Data
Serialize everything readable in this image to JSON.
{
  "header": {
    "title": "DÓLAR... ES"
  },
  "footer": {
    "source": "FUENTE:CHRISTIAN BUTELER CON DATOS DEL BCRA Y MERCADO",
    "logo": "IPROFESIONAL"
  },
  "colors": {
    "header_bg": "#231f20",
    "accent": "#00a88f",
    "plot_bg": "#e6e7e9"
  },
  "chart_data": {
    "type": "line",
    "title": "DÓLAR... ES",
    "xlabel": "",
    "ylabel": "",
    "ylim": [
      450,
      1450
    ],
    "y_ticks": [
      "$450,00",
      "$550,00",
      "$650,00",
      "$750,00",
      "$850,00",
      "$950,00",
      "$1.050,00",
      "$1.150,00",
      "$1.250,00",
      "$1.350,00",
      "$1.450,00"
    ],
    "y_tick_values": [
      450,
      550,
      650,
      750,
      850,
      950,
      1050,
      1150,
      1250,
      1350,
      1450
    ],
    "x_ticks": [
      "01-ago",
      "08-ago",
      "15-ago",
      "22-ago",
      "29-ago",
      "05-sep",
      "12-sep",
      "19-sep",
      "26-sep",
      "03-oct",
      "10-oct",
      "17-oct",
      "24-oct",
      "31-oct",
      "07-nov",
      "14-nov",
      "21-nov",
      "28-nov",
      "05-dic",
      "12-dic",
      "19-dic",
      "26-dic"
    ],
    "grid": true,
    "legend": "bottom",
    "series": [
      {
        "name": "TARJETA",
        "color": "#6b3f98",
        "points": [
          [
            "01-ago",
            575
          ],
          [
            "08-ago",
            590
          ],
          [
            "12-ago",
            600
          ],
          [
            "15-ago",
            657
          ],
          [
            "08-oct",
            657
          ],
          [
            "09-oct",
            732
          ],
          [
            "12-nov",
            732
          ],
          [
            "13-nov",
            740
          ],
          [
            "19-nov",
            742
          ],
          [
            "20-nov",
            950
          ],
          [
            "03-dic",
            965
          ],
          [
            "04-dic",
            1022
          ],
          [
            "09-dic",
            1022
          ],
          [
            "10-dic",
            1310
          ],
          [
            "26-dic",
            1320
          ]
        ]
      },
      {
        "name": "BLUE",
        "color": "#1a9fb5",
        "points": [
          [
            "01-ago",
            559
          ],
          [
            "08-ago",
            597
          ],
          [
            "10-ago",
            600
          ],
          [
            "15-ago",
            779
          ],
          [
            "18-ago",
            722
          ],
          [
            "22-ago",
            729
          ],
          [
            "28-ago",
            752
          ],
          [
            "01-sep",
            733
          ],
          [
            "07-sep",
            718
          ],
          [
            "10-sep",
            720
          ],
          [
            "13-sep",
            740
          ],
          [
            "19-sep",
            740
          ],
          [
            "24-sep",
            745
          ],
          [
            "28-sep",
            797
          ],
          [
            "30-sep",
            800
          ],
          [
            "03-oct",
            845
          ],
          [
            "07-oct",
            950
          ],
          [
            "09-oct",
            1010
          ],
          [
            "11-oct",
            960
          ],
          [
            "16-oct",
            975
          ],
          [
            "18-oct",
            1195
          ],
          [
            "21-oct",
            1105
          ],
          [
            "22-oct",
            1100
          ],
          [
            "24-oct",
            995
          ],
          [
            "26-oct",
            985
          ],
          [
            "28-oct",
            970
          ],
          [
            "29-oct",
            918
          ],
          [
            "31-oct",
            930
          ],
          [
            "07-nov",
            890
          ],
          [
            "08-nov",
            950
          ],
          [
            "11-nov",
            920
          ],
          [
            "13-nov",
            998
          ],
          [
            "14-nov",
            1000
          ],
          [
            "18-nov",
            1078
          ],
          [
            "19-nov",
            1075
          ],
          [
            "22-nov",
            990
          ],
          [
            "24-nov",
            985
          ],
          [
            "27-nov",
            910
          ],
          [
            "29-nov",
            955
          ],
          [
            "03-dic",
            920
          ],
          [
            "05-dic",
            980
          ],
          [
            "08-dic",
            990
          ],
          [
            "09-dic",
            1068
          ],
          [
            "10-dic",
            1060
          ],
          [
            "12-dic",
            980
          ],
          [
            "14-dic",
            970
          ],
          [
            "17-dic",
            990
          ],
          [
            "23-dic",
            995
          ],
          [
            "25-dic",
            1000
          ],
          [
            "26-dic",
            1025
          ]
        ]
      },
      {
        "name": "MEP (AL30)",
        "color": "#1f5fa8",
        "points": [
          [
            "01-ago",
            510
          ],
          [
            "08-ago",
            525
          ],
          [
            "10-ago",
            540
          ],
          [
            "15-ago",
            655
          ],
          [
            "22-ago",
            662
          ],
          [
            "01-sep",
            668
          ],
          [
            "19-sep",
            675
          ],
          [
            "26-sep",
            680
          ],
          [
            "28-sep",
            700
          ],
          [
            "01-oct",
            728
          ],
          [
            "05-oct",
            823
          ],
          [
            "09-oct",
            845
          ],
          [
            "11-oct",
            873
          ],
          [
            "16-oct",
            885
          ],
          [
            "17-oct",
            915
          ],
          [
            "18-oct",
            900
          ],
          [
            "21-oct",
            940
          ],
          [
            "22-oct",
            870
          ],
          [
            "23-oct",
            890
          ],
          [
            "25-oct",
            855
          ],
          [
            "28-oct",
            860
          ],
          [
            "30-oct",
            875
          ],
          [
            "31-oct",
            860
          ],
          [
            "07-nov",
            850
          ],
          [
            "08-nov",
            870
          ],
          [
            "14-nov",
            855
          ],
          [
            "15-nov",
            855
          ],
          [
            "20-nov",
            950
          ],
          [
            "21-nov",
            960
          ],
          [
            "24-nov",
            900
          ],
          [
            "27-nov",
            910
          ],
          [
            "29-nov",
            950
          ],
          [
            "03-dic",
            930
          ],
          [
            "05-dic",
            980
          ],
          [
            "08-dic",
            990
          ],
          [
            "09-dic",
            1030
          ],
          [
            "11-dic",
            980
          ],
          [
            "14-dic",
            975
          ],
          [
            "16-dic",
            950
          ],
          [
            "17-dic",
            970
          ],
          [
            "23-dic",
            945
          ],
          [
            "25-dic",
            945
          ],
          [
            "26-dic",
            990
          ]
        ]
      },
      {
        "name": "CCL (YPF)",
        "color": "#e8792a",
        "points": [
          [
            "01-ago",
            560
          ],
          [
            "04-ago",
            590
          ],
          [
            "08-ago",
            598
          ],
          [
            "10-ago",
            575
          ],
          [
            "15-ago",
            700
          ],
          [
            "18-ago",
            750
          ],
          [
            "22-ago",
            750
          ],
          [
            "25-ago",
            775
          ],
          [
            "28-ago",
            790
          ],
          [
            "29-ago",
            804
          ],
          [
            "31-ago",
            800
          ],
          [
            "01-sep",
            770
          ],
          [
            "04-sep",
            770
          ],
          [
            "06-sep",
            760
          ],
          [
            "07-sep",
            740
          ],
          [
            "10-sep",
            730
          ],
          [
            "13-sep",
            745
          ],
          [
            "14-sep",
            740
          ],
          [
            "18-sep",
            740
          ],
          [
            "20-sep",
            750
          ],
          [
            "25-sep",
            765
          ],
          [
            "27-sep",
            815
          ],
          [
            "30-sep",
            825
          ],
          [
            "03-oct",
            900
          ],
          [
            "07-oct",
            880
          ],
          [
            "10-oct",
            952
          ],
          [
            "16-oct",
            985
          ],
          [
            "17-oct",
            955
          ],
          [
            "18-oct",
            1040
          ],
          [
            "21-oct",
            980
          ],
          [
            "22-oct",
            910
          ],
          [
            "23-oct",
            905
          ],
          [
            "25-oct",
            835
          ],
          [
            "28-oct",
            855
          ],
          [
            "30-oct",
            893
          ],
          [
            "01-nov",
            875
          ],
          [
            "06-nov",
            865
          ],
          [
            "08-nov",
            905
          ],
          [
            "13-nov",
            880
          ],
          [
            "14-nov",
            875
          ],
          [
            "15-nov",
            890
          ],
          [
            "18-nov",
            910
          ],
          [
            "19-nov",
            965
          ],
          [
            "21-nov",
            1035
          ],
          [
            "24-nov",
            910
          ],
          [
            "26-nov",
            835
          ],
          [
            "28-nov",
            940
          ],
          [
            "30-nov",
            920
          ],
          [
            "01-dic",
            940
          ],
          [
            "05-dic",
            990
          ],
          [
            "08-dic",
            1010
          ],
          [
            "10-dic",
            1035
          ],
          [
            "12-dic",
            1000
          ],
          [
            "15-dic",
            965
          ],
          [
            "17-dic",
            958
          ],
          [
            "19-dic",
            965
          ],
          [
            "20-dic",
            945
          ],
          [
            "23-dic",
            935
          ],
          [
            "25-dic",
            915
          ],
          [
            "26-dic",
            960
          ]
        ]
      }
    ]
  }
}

What is asked
Take every line from the data that contains the word "name".

Finished answer
        "name": "TARJETA",
        "name": "BLUE",
        "name": "MEP (AL30)",
        "name": "CCL (YPF)",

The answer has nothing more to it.